▶ TASK GOAL
Copy out, from the entries below, each line holding the string "text".

▶ DATA RECORDS
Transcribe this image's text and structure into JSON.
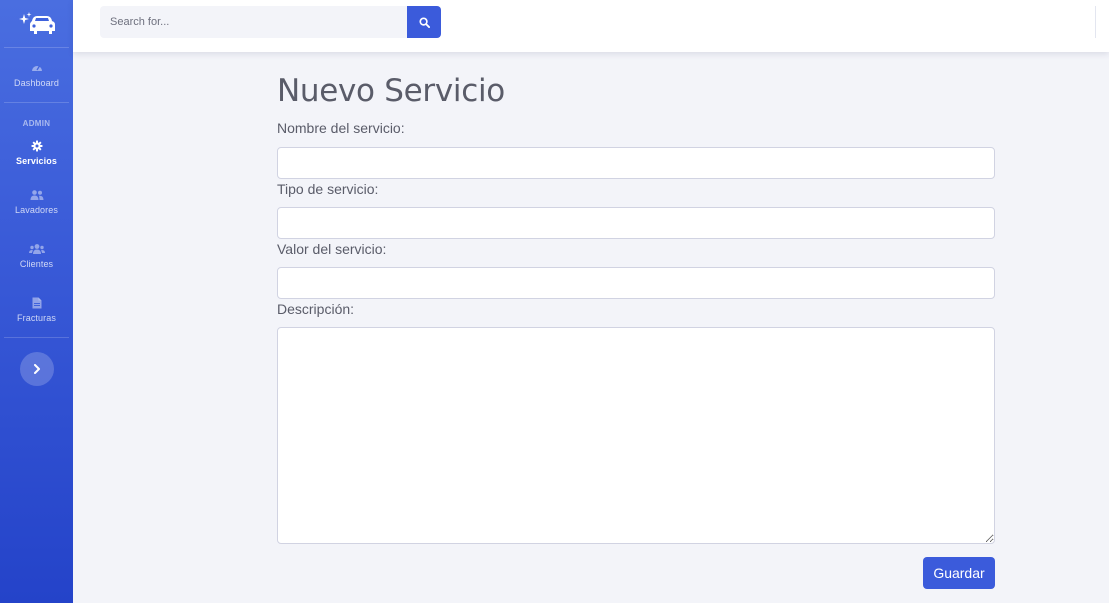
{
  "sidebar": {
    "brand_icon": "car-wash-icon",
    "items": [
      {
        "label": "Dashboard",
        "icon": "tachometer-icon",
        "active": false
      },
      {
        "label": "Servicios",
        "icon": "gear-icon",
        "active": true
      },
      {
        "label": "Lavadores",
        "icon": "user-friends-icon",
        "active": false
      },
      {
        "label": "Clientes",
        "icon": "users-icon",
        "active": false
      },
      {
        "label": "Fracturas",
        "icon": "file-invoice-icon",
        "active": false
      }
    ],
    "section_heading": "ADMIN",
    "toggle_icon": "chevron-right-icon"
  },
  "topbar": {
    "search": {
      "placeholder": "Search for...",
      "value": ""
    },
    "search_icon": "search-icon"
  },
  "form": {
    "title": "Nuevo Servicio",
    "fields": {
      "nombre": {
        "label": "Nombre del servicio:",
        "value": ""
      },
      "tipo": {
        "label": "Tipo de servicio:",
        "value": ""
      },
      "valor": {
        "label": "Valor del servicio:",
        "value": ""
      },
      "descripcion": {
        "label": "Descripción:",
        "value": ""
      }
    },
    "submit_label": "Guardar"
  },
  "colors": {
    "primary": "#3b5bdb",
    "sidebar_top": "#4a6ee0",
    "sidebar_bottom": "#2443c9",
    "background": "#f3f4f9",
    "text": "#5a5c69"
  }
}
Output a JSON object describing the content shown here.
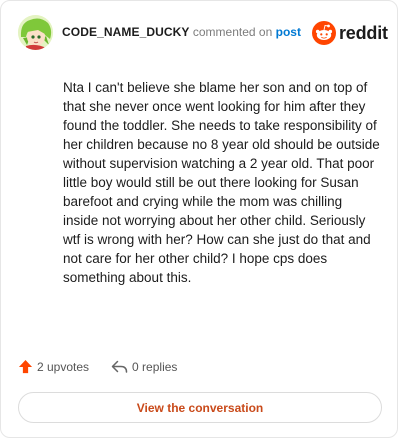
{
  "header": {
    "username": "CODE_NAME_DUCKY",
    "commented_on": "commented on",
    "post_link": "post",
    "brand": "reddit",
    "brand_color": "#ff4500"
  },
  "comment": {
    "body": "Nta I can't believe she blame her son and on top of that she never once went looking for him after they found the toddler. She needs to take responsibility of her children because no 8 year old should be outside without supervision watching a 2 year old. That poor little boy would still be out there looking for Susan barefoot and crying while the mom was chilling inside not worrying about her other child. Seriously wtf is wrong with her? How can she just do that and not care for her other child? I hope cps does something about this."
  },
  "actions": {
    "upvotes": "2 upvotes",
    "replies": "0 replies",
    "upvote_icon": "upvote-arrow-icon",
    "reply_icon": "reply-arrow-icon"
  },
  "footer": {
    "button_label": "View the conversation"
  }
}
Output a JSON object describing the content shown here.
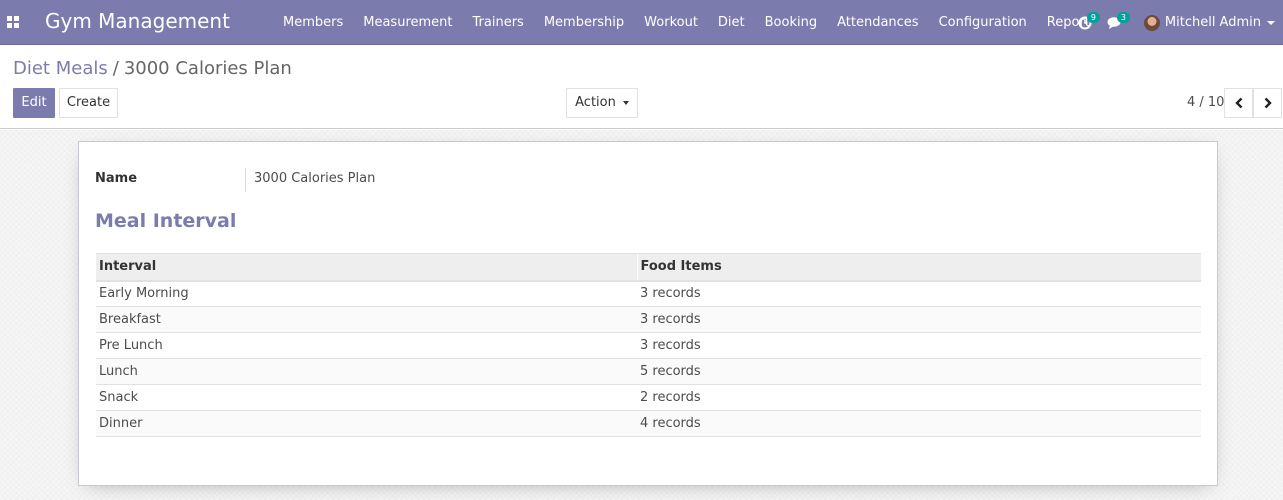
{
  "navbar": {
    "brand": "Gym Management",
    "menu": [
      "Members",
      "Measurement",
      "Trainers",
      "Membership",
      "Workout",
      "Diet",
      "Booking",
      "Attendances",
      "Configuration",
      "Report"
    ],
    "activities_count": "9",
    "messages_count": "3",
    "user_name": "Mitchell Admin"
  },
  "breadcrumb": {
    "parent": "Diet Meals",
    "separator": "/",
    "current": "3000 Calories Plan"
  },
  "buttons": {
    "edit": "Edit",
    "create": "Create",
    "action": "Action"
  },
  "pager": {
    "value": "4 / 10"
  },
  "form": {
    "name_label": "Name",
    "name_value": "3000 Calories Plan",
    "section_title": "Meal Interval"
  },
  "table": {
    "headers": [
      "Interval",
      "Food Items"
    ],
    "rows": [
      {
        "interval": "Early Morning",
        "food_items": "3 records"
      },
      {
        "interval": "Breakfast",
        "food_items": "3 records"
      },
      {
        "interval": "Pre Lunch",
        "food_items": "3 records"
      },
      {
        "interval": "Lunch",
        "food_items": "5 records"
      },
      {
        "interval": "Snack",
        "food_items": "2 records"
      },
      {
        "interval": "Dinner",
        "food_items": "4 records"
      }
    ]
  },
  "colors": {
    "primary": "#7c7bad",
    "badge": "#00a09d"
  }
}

▶ OUTPUT BELOW
Transcribe this image's text and structure into JSON.
    "text": "#5a5c69"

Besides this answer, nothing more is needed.